Written problem 1: According to the text on Milei's veto, what share of the vote in both chambers does Congress need to overturn it?
Written problem 2: Reproduce word for word the stretch of the Milei veto text from "Publication of the" through "Chief Guillermo Francos.".

Text extract:
--- Start ---

Publication of the veto comes after Milei met with the heads of allied caucuses in a meeting also attended by presidential chief-of-staff Karina Milei and Cabinet Chief Guillermo Francos.

Congress can overturn the president's veto and make the law stand if it reaches a two-thirds vote in both chambers, where the ruling party is in the minority.

Casa Rosada sources stated that Milei explained his reasoning to the lawmakers as he sought to persuade them not to back the effort to overturn his veto and reinstate the law. 

In a concession, the government announced Monday that it would make a one-off payment to pensioners of up to 70,000 pesos in September. 

Since he took office on December 10, the president has made “fiscal balance” one of his government's main goals.
According to the decree, Milei vetoed the law because it “manifestly violates the current legal framework in that it does not consider the fiscal impact of the measure, nor does it determine the source of its financing.”

In contrast, at the end of July, Milei decreed an increase of some US$102 million for the Intelligence Secretariat's reserved expenses – without accountability – which represented an increase in its budget of more than 700 per cent. 

In the first half of this year, Argentina recorded its first fiscal surplus since 2008 thanks to the implementation of drastic spending cuts that led to the paralysis of public works, the layoff of tens of thousands of state employees and the freezing of funding for education, health and social welfare.

Private studies estimate that more than 33 percent of Milei’s fiscal adjustment has fallen on the retirement and pension system, from which some seven million people benefit, due to a lack of updating.

Inflation has dropped from 20.6 percent monthly in January to four percent in June, though the economy is in the grips of a deep recession with a collapse in consumption and rising unemployment.

GDP fell 5.1 percent year-on-year in the first quarter and more than half of the population now lives in poverty.

--- End ---

Record extracts:
--- Start ---

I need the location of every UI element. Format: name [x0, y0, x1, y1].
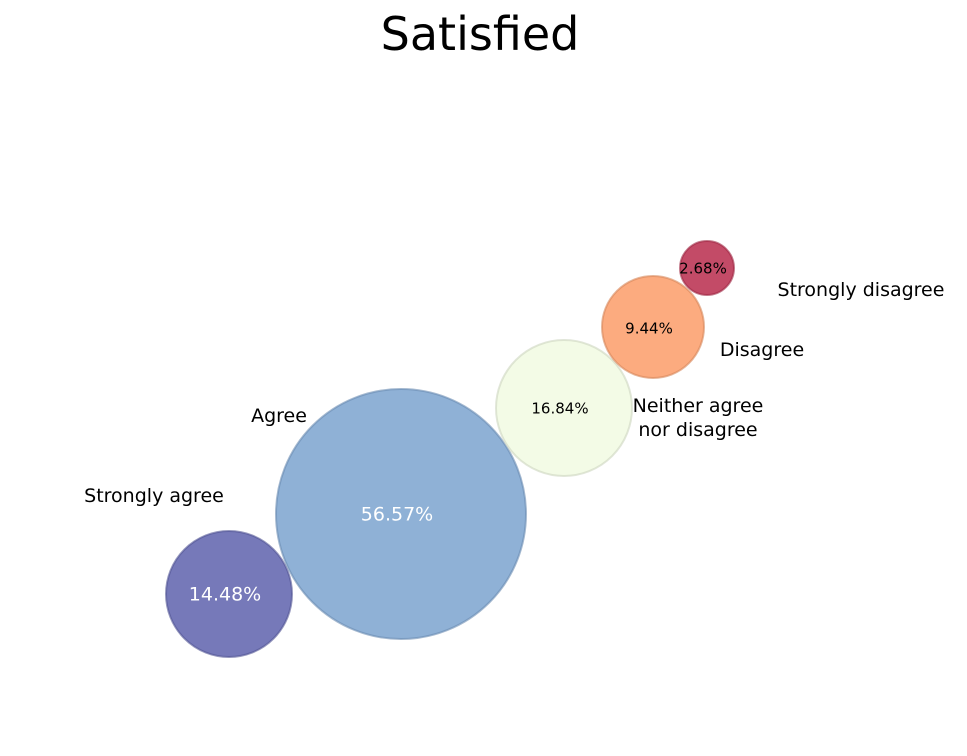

--- End ---
--- Start ---

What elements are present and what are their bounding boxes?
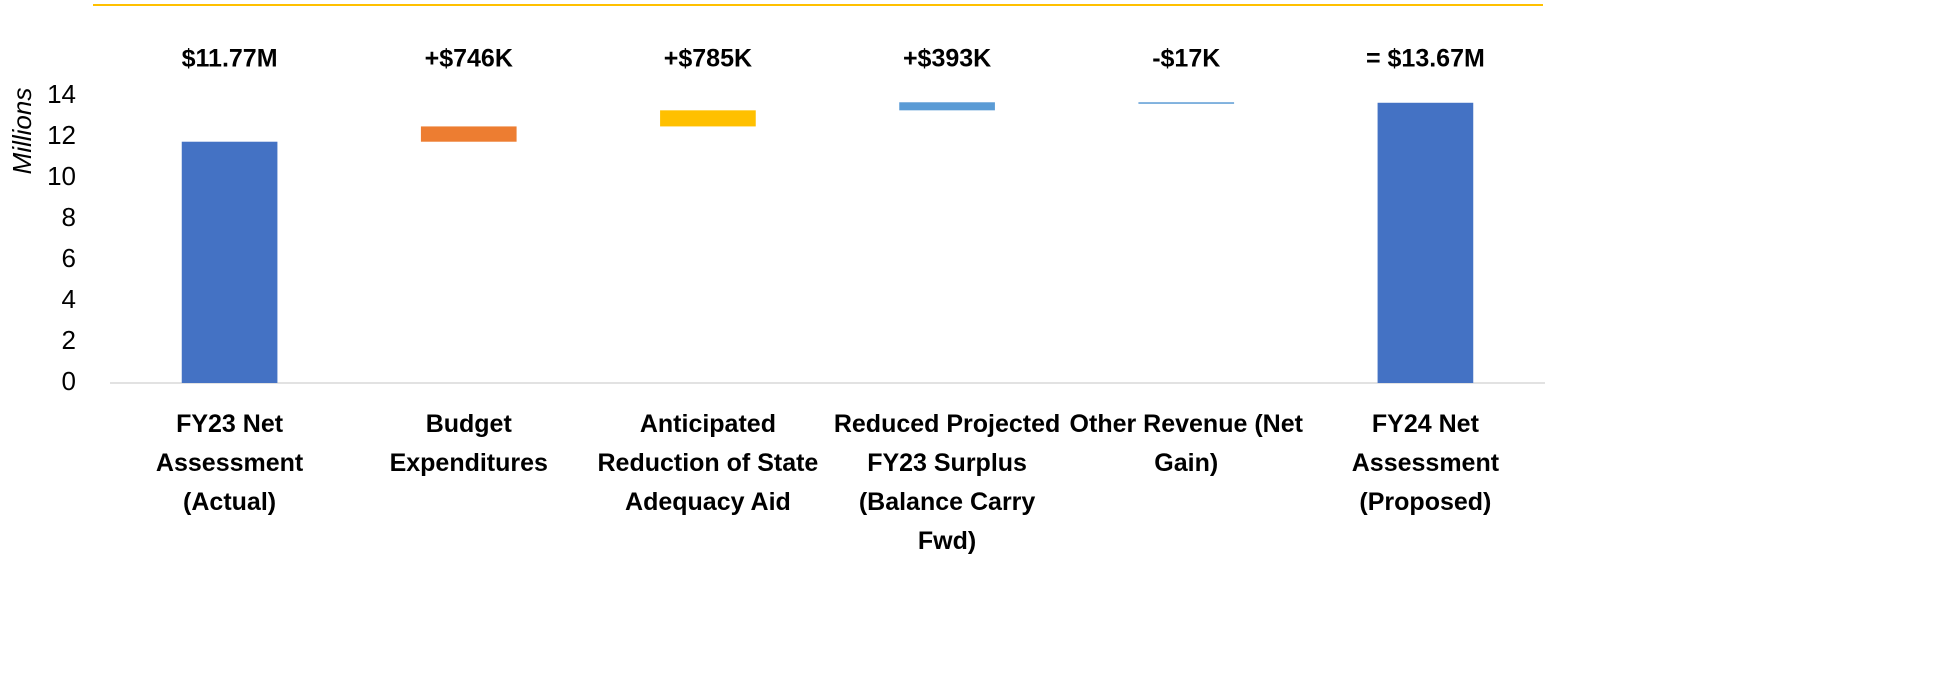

--- End ---

Result 1: A two-thirds vote in both chambers.

Result 2:
Publication of the veto comes after Milei met with the heads of allied caucuses in a meeting also attended by presidential chief-of-staff Karina Milei and Cabinet Chief Guillermo Francos.